Reproduce every entry in the listing without alteration.
========================
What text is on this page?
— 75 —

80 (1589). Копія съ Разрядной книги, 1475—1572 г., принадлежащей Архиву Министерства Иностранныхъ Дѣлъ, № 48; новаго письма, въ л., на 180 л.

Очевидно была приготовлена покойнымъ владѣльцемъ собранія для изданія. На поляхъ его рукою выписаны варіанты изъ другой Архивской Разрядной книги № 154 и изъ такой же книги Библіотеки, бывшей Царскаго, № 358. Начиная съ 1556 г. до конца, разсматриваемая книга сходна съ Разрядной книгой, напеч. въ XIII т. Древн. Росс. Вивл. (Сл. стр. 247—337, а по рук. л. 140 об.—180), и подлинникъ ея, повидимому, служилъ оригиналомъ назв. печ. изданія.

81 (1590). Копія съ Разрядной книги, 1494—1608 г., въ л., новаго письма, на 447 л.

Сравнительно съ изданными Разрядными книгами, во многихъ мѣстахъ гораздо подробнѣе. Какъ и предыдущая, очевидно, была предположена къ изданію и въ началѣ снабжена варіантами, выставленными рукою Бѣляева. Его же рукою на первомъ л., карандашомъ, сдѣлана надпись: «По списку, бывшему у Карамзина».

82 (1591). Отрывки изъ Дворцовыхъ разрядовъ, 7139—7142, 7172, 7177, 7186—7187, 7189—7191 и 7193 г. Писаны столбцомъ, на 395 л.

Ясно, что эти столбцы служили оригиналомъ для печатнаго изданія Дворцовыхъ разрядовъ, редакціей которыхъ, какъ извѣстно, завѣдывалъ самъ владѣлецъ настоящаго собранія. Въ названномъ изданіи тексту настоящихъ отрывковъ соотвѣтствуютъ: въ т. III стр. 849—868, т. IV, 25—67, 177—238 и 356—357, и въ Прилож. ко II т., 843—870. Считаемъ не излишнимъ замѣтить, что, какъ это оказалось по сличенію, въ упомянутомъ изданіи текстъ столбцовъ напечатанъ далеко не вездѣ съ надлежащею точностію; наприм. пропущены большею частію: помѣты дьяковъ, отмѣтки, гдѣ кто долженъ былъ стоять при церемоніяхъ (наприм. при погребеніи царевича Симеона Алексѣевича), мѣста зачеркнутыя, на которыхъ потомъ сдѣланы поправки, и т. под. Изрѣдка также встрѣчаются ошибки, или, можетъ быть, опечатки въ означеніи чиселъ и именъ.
========================
ANSWER »
What text is on this page?
— 75 —

80 (1589). Копія съ Разрядной книги, 1475—1572 г., принадлежащей Архиву Министерства Иностранныхъ Дѣлъ, № 48; новаго письма, въ л., на 180 л.

Очевидно была приготовлена покойнымъ владѣльцемъ собранія для изданія. На поляхъ его рукою выписаны варіанты изъ другой Архивской Разрядной книги № 154 и изъ такой же книги Библіотеки, бывшей Царскаго, № 358. Начиная съ 1556 г. до конца, разсматриваемая книга сходна съ Разрядной книгой, напеч. въ XIII т. Древн. Росс. Вивл. (Сл. стр. 247—337, а по рук. л. 140 об.—180), и подлинникъ ея, повидимому, служилъ оригиналомъ назв. печ. изданія.

81 (1590). Копія съ Разрядной книги, 1494—1608 г., въ л., новаго письма, на 447 л.

Сравнительно съ изданными Разрядными книгами, во многихъ мѣстахъ гораздо подробнѣе. Какъ и предыдущая, очевидно, была предположена къ изданію и въ началѣ снабжена варіантами, выставленными рукою Бѣляева. Его же рукою на первомъ л., карандашомъ, сдѣлана надпись: «По списку, бывшему у Карамзина».

82 (1591). Отрывки изъ Дворцовыхъ разрядовъ, 7139—7142, 7172, 7177, 7186—7187, 7189—7191 и 7193 г. Писаны столбцомъ, на 395 л.

Ясно, что эти столбцы служили оригиналомъ для печатнаго изданія Дворцовыхъ разрядовъ, редакціей которыхъ, какъ извѣстно, завѣдывалъ самъ владѣлецъ настоящаго собранія. Въ названномъ изданіи тексту настоящихъ отрывковъ соотвѣтствуютъ: въ т. III стр. 849—868, т. IV, 25—67, 177—238 и 356—357, и въ Прилож. ко II т., 843—870. Считаемъ не излишнимъ замѣтить, что, какъ это оказалось по сличенію, въ упомянутомъ изданіи текстъ столбцовъ напечатанъ далеко не вездѣ съ надлежащею точностію; наприм. пропущены большею частію: помѣты дьяковъ, отмѣтки, гдѣ кто долженъ былъ стоять при церемоніяхъ (наприм. при погребеніи царевича Симеона Алексѣевича), мѣста зачеркнутыя, на которыхъ потомъ сдѣланы поправки, и т. под. Изрѣдка также встрѣчаются ошибки, или, можетъ быть, опечатки въ означеніи чиселъ и именъ.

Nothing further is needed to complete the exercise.